# PROBLEM STATEMENT
Repeat the material in full. Keep every line exactly as it is.

[START OF INFORMATION PROVIDED]

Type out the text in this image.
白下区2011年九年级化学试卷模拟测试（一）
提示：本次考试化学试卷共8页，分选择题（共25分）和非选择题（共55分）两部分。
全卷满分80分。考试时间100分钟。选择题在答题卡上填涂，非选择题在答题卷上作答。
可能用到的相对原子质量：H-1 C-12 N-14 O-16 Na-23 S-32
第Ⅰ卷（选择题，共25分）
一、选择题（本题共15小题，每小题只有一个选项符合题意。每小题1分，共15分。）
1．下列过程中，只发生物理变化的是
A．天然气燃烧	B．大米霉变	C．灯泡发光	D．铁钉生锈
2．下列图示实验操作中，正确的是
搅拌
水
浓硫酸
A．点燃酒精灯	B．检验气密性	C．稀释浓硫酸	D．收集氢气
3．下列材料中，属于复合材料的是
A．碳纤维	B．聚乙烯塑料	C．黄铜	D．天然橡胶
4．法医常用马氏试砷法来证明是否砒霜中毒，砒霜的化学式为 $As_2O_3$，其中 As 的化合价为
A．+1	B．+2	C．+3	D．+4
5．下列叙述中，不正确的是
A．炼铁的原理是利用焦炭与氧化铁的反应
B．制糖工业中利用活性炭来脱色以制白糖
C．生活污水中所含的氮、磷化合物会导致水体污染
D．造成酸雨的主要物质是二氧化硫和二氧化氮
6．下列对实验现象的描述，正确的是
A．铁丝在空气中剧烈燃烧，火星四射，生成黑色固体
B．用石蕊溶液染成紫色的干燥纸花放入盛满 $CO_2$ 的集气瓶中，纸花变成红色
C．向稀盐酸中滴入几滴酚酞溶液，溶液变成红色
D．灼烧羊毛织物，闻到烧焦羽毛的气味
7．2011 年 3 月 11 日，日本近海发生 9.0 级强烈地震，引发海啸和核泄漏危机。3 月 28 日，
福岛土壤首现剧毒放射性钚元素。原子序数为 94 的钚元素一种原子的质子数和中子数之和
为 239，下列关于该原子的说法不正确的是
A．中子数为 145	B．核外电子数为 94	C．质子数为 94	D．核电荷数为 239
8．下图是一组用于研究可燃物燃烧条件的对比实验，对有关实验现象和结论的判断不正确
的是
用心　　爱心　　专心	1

[END OF INFORMATION PROVIDED]

# THE OUTPUT
Type out the text in this image.
白下区2011年九年级化学试卷模拟测试（一）
提示：本次考试化学试卷共8页，分选择题（共25分）和非选择题（共55分）两部分。
全卷满分80分。考试时间100分钟。选择题在答题卡上填涂，非选择题在答题卷上作答。
可能用到的相对原子质量：H-1 C-12 N-14 O-16 Na-23 S-32
第Ⅰ卷（选择题，共25分）
一、选择题（本题共15小题，每小题只有一个选项符合题意。每小题1分，共15分。）
1．下列过程中，只发生物理变化的是
A．天然气燃烧	B．大米霉变	C．灯泡发光	D．铁钉生锈
2．下列图示实验操作中，正确的是
搅拌
水
浓硫酸
A．点燃酒精灯	B．检验气密性	C．稀释浓硫酸	D．收集氢气
3．下列材料中，属于复合材料的是
A．碳纤维	B．聚乙烯塑料	C．黄铜	D．天然橡胶
4．法医常用马氏试砷法来证明是否砒霜中毒，砒霜的化学式为 $As_2O_3$，其中 As 的化合价为
A．+1	B．+2	C．+3	D．+4
5．下列叙述中，不正确的是
A．炼铁的原理是利用焦炭与氧化铁的反应
B．制糖工业中利用活性炭来脱色以制白糖
C．生活污水中所含的氮、磷化合物会导致水体污染
D．造成酸雨的主要物质是二氧化硫和二氧化氮
6．下列对实验现象的描述，正确的是
A．铁丝在空气中剧烈燃烧，火星四射，生成黑色固体
B．用石蕊溶液染成紫色的干燥纸花放入盛满 $CO_2$ 的集气瓶中，纸花变成红色
C．向稀盐酸中滴入几滴酚酞溶液，溶液变成红色
D．灼烧羊毛织物，闻到烧焦羽毛的气味
7．2011 年 3 月 11 日，日本近海发生 9.0 级强烈地震，引发海啸和核泄漏危机。3 月 28 日，
福岛土壤首现剧毒放射性钚元素。原子序数为 94 的钚元素一种原子的质子数和中子数之和
为 239，下列关于该原子的说法不正确的是
A．中子数为 145	B．核外电子数为 94	C．质子数为 94	D．核电荷数为 239
8．下图是一组用于研究可燃物燃烧条件的对比实验，对有关实验现象和结论的判断不正确
的是
用心　　爱心　　专心	1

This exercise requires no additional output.